[Stored data]
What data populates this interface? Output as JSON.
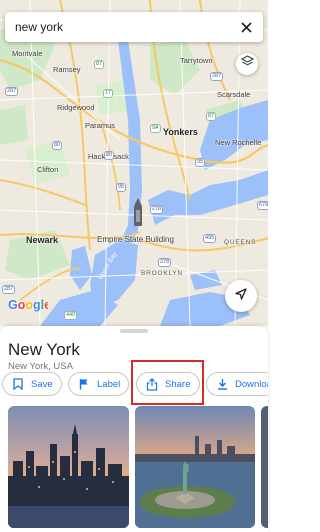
{
  "search": {
    "query": "new york",
    "close_icon": "close-icon"
  },
  "map": {
    "labels": {
      "montvale": "Montvale",
      "ramsey": "Ramsey",
      "tarrytown": "Tarrytown",
      "scarsdale": "Scarsdale",
      "ridgewood": "Ridgewood",
      "paramus": "Paramus",
      "yonkers": "Yonkers",
      "hackensack": "Hackensack",
      "new_rochelle": "New Rochelle",
      "clifton": "Clifton",
      "newark": "Newark",
      "empire_state_building": "Empire State Building",
      "queens": "QUEENS",
      "upper_bay": "Upper Bay",
      "brooklyn": "BROOKLYN",
      "google": "Google"
    },
    "shields": [
      "287",
      "87",
      "17",
      "287",
      "87",
      "95",
      "80",
      "9A",
      "278",
      "95",
      "495",
      "278",
      "678",
      "440",
      "80",
      "287"
    ],
    "icons": {
      "layers": "layers-icon",
      "locate": "navigation-arrow-icon"
    }
  },
  "sheet": {
    "title": "New York",
    "subtitle": "New York, USA",
    "actions": [
      {
        "label": "Save",
        "icon": "bookmark-icon"
      },
      {
        "label": "Label",
        "icon": "flag-icon"
      },
      {
        "label": "Share",
        "icon": "share-icon"
      },
      {
        "label": "Download",
        "icon": "download-icon"
      }
    ],
    "photos": [
      "manhattan-skyline-photo",
      "statue-of-liberty-photo"
    ]
  },
  "colors": {
    "accent": "#1a73e8",
    "highlight": "#d62b2b",
    "water": "#9cc0f9",
    "park": "#c9e7c3",
    "highway": "#f6c863"
  }
}
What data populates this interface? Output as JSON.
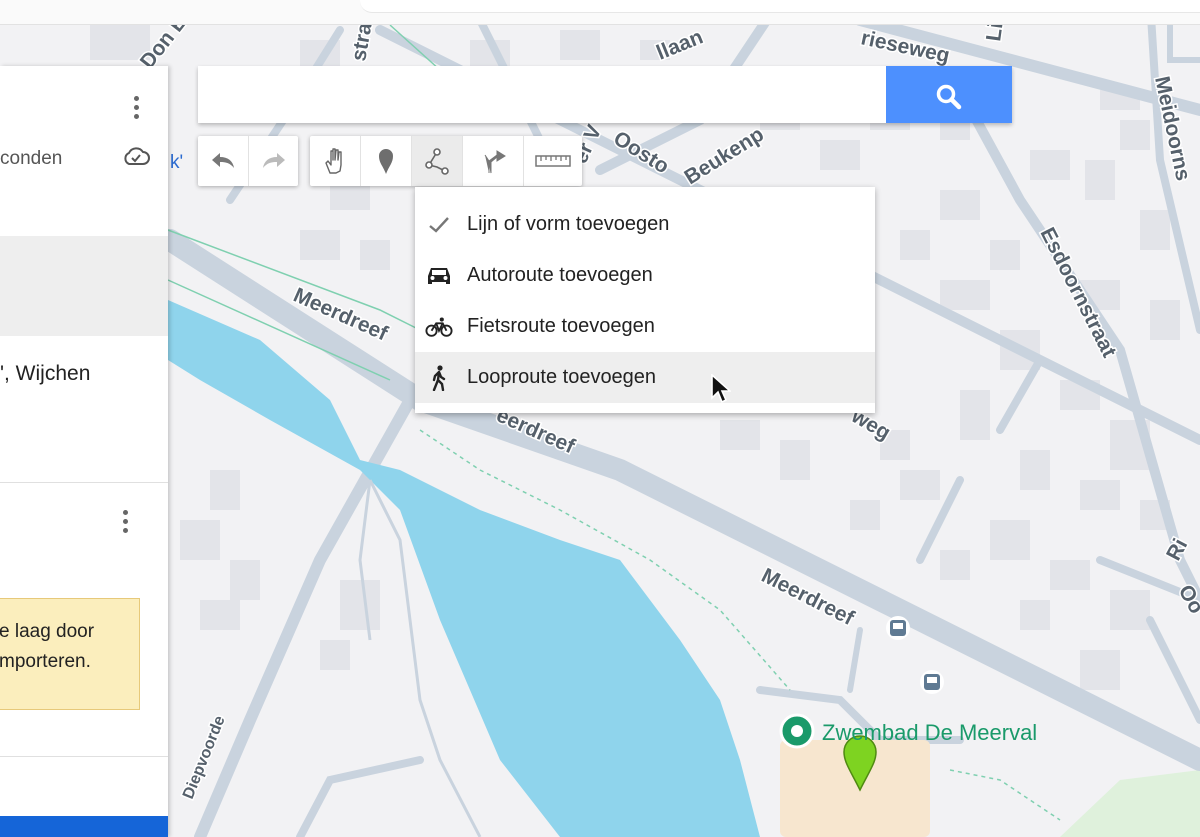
{
  "panel": {
    "saved_text": "conden",
    "place_text": "', Wijchen",
    "tip_line1": "e laag door",
    "tip_line2": "mporteren."
  },
  "search": {
    "value": "",
    "placeholder": "",
    "button_icon": "search-icon"
  },
  "toolbar": {
    "buttons": [
      "undo-icon",
      "redo-icon",
      "hand-icon",
      "marker-icon",
      "draw-line-icon",
      "directions-icon",
      "ruler-icon"
    ],
    "active": "draw-line-icon"
  },
  "menu": {
    "items": [
      {
        "label": "Lijn of vorm toevoegen",
        "icon": "check-icon"
      },
      {
        "label": "Autoroute toevoegen",
        "icon": "car-icon"
      },
      {
        "label": "Fietsroute toevoegen",
        "icon": "bicycle-icon"
      },
      {
        "label": "Looproute toevoegen",
        "icon": "walking-icon"
      }
    ],
    "hovered_index": 3
  },
  "map": {
    "streets": {
      "don": "Don E",
      "straat1": "straa",
      "laan": "llaan",
      "rieseweg": "rieseweg",
      "ve": "er V",
      "oost": "Oosto",
      "beuken": "Beukenp",
      "esdoorn": "Esdoornstraat",
      "meidoorn": "Meidoorns",
      "meerdreef1": "Meerdreef",
      "meerdreef2": "eerdreef",
      "meerdreef3": "Meerdreef",
      "weg": "weg",
      "diepvoorde": "Diepvoorde",
      "li": "Li",
      "ri": "Ri",
      "oo": "Oo"
    },
    "poi_name": "Zwembad De Meerval",
    "k_fragment": "k'"
  },
  "colors": {
    "water": "#8fd4ec",
    "road": "#c5d0dc",
    "search_button": "#4d90fe",
    "poi_green": "#1a9a6a",
    "marker_lime": "#7ed321",
    "tip_bg": "#fbeebd"
  }
}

**EXERCISE INSTRUCTIONS:**
Ignore the images and quote every line of the listing exactly.

**SOLUTION TO THIS TASK:**
What data populates this interface? Output as JSON.
{
  "search": {
    "query": "new york",
    "close_icon": "close-icon"
  },
  "map": {
    "labels": {
      "montvale": "Montvale",
      "ramsey": "Ramsey",
      "tarrytown": "Tarrytown",
      "scarsdale": "Scarsdale",
      "ridgewood": "Ridgewood",
      "paramus": "Paramus",
      "yonkers": "Yonkers",
      "hackensack": "Hackensack",
      "new_rochelle": "New Rochelle",
      "clifton": "Clifton",
      "newark": "Newark",
      "empire_state_building": "Empire State Building",
      "queens": "QUEENS",
      "upper_bay": "Upper Bay",
      "brooklyn": "BROOKLYN",
      "google": "Google"
    },
    "shields": [
      "287",
      "87",
      "17",
      "287",
      "87",
      "95",
      "80",
      "9A",
      "278",
      "95",
      "495",
      "278",
      "678",
      "440",
      "80",
      "287"
    ],
    "icons": {
      "layers": "layers-icon",
      "locate": "navigation-arrow-icon"
    }
  },
  "sheet": {
    "title": "New York",
    "subtitle": "New York, USA",
    "actions": [
      {
        "label": "Save",
        "icon": "bookmark-icon"
      },
      {
        "label": "Label",
        "icon": "flag-icon"
      },
      {
        "label": "Share",
        "icon": "share-icon"
      },
      {
        "label": "Download",
        "icon": "download-icon"
      }
    ],
    "photos": [
      "manhattan-skyline-photo",
      "statue-of-liberty-photo"
    ]
  },
  "colors": {
    "accent": "#1a73e8",
    "highlight": "#d62b2b",
    "water": "#9cc0f9",
    "park": "#c9e7c3",
    "highway": "#f6c863"
  }
}
What data populates this interface? Output as JSON.
{
  "panel": {
    "saved_text": "conden",
    "place_text": "', Wijchen",
    "tip_line1": "e laag door",
    "tip_line2": "mporteren."
  },
  "search": {
    "value": "",
    "placeholder": "",
    "button_icon": "search-icon"
  },
  "toolbar": {
    "buttons": [
      "undo-icon",
      "redo-icon",
      "hand-icon",
      "marker-icon",
      "draw-line-icon",
      "directions-icon",
      "ruler-icon"
    ],
    "active": "draw-line-icon"
  },
  "menu": {
    "items": [
      {
        "label": "Lijn of vorm toevoegen",
        "icon": "check-icon"
      },
      {
        "label": "Autoroute toevoegen",
        "icon": "car-icon"
      },
      {
        "label": "Fietsroute toevoegen",
        "icon": "bicycle-icon"
      },
      {
        "label": "Looproute toevoegen",
        "icon": "walking-icon"
      }
    ],
    "hovered_index": 3
  },
  "map": {
    "streets": {
      "don": "Don E",
      "straat1": "straa",
      "laan": "llaan",
      "rieseweg": "rieseweg",
      "ve": "er V",
      "oost": "Oosto",
      "beuken": "Beukenp",
      "esdoorn": "Esdoornstraat",
      "meidoorn": "Meidoorns",
      "meerdreef1": "Meerdreef",
      "meerdreef2": "eerdreef",
      "meerdreef3": "Meerdreef",
      "weg": "weg",
      "diepvoorde": "Diepvoorde",
      "li": "Li",
      "ri": "Ri",
      "oo": "Oo"
    },
    "poi_name": "Zwembad De Meerval",
    "k_fragment": "k'"
  },
  "colors": {
    "water": "#8fd4ec",
    "road": "#c5d0dc",
    "search_button": "#4d90fe",
    "poi_green": "#1a9a6a",
    "marker_lime": "#7ed321",
    "tip_bg": "#fbeebd"
  }
}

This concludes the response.